• [Stored data]
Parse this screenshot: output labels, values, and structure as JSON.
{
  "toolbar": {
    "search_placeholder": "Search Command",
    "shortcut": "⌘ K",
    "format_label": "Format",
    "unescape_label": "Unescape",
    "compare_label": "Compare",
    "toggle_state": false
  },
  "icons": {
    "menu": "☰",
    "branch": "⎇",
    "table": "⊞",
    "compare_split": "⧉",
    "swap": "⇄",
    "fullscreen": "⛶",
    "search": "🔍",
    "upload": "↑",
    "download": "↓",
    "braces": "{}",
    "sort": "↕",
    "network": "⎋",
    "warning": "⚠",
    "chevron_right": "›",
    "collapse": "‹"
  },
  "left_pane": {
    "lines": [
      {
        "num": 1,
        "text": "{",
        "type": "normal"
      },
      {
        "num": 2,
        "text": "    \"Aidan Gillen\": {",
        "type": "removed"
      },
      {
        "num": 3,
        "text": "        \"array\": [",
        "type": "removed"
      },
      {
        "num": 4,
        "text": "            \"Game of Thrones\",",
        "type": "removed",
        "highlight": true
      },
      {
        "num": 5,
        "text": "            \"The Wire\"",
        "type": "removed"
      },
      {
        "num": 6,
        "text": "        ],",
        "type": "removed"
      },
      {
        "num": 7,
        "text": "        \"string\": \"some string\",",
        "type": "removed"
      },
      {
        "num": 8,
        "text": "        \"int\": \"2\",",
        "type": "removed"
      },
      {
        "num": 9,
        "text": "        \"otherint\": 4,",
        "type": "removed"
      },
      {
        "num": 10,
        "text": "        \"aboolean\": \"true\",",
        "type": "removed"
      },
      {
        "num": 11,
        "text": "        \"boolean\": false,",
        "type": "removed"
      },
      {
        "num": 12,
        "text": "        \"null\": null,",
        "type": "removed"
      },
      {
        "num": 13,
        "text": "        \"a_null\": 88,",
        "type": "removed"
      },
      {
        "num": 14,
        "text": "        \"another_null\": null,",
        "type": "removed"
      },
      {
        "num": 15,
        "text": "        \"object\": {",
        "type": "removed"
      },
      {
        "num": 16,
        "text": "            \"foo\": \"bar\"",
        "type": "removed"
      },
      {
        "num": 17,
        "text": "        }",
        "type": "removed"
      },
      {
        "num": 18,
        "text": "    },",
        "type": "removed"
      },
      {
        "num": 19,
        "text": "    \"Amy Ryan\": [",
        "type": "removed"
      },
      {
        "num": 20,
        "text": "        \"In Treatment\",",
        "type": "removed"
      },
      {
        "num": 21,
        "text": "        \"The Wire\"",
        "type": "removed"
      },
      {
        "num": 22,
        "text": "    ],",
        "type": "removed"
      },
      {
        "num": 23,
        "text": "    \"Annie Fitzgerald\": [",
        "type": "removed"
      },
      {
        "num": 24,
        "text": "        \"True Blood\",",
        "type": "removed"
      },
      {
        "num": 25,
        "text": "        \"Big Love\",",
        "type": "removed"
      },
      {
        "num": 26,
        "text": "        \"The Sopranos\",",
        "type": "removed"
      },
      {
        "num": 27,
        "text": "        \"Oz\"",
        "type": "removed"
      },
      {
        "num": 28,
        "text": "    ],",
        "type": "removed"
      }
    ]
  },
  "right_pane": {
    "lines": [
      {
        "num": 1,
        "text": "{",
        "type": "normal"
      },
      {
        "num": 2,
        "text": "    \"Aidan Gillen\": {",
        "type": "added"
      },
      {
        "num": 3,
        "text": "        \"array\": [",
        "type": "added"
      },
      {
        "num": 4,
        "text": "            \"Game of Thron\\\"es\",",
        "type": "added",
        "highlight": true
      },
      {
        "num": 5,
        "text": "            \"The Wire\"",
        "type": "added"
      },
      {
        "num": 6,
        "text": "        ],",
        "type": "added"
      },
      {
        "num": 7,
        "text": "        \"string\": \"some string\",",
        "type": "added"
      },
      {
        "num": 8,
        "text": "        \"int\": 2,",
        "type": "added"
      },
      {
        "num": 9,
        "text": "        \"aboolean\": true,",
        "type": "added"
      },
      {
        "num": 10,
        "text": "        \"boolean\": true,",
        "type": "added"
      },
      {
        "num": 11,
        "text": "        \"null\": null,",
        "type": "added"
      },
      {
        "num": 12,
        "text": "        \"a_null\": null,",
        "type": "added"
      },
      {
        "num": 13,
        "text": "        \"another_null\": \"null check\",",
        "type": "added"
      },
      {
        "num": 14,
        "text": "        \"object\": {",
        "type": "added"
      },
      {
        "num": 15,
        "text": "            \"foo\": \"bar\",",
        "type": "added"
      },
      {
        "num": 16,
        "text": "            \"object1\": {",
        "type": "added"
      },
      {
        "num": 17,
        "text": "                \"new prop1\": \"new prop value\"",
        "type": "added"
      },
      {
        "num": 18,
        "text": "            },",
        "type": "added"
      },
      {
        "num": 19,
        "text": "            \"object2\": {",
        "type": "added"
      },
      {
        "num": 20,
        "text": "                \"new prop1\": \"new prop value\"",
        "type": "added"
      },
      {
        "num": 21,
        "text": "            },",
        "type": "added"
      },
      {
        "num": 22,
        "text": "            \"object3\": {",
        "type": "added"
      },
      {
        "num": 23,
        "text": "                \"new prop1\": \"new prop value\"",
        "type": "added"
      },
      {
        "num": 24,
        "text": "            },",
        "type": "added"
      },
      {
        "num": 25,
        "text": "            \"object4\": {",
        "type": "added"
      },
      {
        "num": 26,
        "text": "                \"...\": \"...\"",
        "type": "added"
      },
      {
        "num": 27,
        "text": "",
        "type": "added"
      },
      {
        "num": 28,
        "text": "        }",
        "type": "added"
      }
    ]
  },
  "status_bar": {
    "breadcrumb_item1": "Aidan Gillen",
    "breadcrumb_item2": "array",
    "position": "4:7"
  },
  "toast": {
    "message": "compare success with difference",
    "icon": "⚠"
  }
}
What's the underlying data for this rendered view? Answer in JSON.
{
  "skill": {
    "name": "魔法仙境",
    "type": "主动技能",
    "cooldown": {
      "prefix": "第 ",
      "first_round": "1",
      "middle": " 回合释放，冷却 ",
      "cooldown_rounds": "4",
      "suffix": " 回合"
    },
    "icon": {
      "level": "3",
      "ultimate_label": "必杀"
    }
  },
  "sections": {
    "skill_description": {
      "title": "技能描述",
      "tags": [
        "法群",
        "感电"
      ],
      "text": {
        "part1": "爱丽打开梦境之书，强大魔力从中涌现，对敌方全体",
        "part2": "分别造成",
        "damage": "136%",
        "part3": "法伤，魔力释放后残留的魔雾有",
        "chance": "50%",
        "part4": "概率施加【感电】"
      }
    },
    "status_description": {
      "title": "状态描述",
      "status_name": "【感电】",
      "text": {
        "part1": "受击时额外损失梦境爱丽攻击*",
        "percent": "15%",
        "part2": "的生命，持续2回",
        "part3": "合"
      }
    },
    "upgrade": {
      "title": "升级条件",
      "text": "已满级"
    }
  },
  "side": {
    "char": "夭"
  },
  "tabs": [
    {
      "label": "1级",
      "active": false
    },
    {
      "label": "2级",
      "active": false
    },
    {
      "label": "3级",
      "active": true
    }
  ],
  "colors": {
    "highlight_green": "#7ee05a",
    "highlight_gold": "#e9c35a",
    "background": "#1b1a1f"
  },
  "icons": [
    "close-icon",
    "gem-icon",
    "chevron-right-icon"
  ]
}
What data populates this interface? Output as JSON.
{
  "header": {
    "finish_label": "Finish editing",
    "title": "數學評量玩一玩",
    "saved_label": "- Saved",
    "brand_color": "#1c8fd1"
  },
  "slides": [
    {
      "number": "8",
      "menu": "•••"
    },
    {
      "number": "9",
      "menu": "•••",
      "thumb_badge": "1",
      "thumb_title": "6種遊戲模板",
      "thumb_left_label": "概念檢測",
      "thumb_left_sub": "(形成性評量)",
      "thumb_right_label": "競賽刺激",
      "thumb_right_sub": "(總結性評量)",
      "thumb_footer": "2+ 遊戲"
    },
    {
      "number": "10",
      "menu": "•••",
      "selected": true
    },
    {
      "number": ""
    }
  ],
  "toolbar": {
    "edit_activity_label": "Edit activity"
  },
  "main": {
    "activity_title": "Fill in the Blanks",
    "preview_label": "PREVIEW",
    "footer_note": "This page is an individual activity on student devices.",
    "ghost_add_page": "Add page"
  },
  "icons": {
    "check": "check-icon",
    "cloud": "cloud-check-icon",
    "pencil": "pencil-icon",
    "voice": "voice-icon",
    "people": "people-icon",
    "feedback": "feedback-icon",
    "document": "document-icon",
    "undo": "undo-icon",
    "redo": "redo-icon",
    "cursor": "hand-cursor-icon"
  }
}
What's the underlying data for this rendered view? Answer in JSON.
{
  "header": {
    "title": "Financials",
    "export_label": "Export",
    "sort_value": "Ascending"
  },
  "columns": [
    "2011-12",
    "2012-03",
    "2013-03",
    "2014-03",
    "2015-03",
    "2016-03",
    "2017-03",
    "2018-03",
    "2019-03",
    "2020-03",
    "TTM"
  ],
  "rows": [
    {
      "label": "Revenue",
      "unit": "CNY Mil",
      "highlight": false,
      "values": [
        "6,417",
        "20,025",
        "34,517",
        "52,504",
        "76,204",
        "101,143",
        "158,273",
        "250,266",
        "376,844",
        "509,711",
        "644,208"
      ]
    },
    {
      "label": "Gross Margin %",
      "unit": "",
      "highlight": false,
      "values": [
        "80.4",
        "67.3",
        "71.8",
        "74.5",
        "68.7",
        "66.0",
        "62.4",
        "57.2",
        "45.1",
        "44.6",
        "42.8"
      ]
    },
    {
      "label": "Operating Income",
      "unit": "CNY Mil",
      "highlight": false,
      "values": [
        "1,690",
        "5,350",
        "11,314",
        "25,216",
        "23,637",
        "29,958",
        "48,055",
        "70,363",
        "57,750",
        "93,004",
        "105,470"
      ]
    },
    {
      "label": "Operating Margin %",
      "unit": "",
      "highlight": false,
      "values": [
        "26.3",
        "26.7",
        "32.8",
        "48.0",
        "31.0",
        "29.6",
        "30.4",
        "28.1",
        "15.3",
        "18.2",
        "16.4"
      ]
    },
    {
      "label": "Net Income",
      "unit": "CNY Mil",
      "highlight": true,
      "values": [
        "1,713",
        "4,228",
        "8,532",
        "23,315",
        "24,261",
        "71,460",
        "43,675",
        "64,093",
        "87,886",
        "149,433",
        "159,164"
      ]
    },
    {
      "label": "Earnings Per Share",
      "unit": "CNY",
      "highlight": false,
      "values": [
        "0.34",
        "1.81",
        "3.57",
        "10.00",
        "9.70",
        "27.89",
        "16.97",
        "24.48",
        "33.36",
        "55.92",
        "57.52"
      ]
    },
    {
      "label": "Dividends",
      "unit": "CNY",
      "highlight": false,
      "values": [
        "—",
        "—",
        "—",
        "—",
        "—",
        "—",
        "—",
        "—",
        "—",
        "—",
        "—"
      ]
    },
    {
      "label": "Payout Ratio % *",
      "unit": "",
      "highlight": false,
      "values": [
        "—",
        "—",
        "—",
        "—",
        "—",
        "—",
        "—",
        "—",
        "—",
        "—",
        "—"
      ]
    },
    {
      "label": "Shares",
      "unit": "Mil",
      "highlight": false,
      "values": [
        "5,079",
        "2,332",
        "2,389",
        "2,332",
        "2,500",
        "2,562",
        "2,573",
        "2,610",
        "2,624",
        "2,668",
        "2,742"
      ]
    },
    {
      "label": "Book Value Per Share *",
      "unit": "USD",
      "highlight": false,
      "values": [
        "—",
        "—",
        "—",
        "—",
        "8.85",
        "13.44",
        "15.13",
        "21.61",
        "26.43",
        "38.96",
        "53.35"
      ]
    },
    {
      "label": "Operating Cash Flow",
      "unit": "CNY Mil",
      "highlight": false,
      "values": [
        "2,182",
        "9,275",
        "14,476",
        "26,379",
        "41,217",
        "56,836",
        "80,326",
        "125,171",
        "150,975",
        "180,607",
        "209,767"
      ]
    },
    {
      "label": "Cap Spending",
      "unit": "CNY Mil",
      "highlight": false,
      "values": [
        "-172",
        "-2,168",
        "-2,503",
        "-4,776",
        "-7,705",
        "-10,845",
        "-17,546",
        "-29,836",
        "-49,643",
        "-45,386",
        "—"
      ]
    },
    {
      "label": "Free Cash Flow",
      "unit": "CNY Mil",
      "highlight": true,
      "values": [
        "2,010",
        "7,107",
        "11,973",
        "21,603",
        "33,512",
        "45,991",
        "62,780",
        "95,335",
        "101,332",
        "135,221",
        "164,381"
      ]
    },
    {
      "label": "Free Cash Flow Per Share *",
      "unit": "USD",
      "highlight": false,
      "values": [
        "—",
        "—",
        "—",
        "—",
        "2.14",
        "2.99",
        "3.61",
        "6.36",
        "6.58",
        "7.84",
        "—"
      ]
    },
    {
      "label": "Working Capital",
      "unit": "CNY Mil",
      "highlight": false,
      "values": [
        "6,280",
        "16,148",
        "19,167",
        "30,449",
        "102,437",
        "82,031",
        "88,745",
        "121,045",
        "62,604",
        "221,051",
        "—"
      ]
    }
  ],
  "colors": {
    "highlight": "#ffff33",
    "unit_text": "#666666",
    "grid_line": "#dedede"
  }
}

• [Written request] Gather all lines where the word "Free" appears.

• [Solution for this task]
      "label": "Free Cash Flow",
      "label": "Free Cash Flow Per Share *",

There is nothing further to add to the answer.